### Record set
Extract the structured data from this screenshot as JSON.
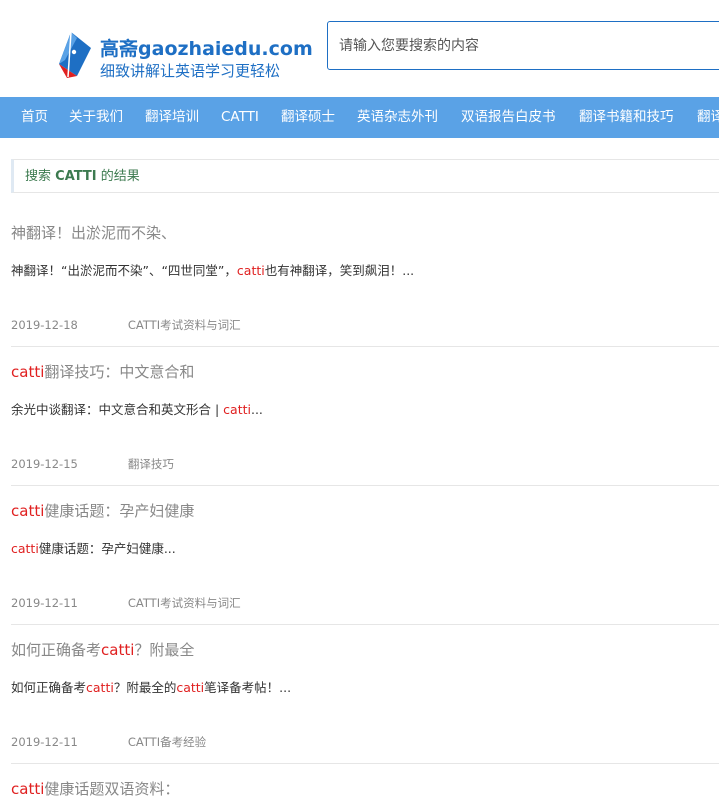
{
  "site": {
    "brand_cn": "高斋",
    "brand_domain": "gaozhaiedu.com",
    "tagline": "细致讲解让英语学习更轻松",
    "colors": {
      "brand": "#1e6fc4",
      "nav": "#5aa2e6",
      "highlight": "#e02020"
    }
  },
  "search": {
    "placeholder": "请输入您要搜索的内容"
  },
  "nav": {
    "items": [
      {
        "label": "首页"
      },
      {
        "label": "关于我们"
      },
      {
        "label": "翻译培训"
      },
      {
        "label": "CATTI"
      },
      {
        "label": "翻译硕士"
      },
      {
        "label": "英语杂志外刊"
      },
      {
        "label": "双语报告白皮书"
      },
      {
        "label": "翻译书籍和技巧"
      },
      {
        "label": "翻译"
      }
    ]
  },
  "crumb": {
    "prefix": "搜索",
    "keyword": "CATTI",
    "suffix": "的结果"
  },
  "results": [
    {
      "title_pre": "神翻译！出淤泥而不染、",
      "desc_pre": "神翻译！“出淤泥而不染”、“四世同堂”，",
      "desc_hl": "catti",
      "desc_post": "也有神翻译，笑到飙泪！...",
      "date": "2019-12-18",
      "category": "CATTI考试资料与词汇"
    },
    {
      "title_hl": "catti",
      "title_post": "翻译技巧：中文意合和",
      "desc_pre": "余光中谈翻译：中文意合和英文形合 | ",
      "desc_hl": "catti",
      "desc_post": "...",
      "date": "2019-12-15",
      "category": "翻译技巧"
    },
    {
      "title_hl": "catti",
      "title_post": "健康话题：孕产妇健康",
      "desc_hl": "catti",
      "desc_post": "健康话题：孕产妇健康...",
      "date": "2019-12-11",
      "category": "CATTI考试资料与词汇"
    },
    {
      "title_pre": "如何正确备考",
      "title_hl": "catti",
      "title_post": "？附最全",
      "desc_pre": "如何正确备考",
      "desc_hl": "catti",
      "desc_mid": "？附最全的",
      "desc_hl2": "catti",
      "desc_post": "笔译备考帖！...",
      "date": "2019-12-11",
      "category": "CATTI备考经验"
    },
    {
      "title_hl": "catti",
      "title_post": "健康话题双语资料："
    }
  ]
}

==

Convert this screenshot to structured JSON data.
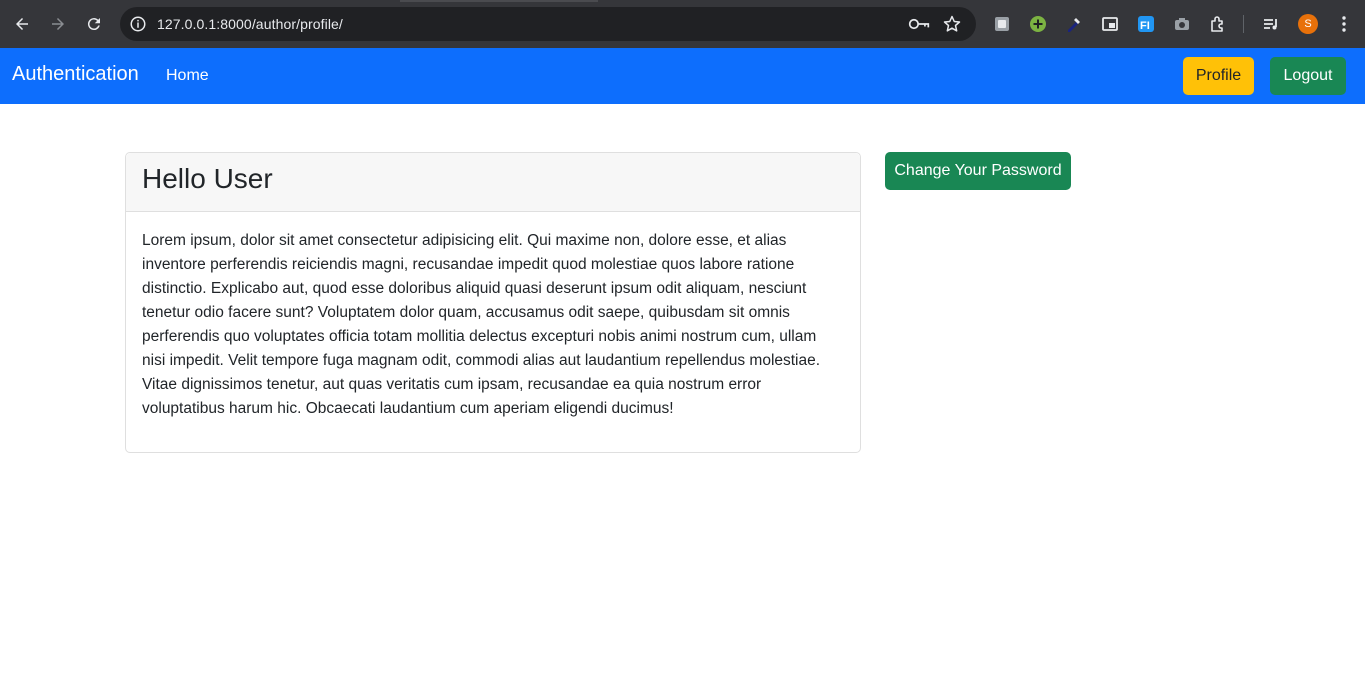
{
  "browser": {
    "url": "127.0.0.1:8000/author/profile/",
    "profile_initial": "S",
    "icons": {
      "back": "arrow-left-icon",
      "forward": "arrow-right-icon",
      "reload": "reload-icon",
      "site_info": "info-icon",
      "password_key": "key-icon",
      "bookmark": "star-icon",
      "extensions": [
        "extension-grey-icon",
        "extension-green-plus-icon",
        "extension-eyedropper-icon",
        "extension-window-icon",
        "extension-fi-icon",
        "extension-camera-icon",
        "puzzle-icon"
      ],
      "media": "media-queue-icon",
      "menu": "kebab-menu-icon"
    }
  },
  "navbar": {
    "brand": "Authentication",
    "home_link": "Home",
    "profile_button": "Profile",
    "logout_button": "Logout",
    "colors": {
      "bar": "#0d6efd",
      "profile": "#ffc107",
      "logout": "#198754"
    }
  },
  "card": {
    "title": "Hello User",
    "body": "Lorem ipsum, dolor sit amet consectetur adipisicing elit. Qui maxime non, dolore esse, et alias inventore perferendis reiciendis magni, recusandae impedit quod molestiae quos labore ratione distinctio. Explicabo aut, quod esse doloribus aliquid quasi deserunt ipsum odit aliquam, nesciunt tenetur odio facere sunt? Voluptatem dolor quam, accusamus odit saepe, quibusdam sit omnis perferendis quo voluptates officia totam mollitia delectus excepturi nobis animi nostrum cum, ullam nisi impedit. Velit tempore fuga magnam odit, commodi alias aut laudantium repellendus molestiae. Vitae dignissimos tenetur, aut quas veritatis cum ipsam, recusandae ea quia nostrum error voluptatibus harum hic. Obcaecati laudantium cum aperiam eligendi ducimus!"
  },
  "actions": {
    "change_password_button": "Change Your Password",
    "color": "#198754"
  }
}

--

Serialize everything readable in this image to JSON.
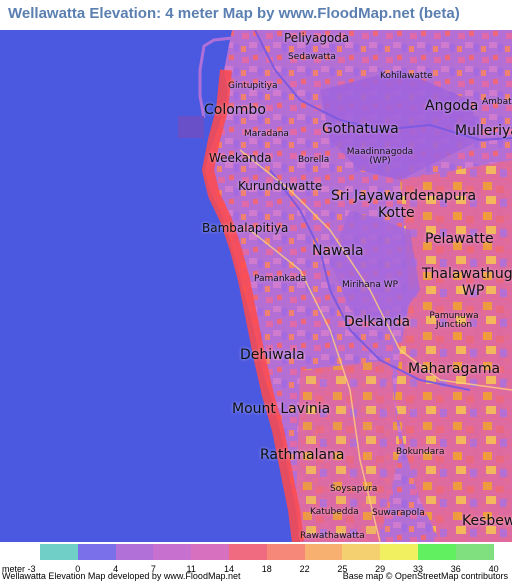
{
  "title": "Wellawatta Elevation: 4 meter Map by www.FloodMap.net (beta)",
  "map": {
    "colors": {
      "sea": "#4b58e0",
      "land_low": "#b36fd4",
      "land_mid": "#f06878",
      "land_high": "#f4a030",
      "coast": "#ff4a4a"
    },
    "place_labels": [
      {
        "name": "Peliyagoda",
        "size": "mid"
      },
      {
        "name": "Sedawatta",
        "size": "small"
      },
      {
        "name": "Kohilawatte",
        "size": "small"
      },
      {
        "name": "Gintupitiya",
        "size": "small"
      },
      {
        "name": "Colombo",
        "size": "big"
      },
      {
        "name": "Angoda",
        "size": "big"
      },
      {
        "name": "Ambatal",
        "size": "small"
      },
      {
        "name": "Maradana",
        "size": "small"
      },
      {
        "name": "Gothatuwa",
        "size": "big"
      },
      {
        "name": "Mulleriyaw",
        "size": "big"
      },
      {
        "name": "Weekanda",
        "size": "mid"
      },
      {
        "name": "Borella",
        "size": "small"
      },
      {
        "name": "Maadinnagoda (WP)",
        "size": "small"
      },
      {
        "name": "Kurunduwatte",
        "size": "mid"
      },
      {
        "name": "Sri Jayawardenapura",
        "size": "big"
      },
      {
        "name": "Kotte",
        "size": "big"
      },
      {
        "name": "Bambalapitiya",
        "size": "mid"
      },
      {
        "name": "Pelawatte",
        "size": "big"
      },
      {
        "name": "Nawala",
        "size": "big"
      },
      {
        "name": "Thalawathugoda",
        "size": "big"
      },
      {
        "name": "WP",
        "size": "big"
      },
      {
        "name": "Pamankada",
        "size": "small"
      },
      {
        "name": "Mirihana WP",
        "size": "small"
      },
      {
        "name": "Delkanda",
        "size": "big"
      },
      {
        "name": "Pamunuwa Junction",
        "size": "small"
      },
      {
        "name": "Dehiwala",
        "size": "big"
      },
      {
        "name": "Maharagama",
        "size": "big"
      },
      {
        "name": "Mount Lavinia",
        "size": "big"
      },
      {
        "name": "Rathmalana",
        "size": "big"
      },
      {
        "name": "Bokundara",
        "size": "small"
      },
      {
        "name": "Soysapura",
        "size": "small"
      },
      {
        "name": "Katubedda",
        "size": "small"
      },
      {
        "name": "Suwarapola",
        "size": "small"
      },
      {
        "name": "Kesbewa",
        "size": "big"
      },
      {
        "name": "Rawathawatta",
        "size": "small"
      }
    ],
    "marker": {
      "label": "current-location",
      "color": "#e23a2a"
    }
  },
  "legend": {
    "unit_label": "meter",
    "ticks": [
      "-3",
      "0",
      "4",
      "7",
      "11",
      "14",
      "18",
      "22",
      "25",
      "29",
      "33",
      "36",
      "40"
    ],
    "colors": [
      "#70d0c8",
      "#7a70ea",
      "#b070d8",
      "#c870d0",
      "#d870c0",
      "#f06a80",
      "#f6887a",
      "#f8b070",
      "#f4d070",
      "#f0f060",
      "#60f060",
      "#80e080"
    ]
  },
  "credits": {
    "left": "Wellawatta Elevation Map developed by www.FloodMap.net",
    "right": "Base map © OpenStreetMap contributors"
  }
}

### What you should do
Note how many lines in the material hold the word "left", and give that number with nothing added.

### Right answer
2